## Exercise
Examine the entries and show every line in which the word "heading" is found.

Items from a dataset
################

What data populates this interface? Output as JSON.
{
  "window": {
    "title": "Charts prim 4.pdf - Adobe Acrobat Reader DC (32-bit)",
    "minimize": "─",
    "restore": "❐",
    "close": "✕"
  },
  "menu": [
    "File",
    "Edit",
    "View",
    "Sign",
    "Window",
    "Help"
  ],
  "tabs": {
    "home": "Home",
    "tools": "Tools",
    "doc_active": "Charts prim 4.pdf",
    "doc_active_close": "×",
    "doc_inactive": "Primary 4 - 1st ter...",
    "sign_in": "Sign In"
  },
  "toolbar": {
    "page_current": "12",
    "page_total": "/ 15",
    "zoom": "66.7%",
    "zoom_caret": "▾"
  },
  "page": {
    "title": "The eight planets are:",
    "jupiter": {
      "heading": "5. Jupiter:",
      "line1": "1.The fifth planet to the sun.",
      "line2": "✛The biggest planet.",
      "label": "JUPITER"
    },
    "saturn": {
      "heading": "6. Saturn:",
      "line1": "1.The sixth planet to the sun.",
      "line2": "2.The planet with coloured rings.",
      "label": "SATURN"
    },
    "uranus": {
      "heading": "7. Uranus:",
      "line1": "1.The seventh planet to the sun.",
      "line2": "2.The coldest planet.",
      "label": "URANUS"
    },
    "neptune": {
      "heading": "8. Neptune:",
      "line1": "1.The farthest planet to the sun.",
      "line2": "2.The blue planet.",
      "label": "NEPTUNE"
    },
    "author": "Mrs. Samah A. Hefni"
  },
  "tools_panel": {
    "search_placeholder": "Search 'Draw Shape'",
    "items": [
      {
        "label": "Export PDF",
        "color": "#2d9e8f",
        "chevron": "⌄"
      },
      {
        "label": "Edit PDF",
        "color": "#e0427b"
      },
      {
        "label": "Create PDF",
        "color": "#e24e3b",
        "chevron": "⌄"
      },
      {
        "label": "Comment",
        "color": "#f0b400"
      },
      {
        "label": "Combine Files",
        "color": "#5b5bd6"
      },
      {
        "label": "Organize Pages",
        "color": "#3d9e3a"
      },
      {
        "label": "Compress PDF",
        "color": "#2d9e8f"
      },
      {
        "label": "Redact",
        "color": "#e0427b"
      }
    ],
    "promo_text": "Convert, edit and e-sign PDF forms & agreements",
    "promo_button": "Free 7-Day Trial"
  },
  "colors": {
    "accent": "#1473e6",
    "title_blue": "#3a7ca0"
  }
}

################

## Exercise output
      "heading": "5. Jupiter:",
      "heading": "6. Saturn:",
      "heading": "7. Uranus:",
      "heading": "8. Neptune:",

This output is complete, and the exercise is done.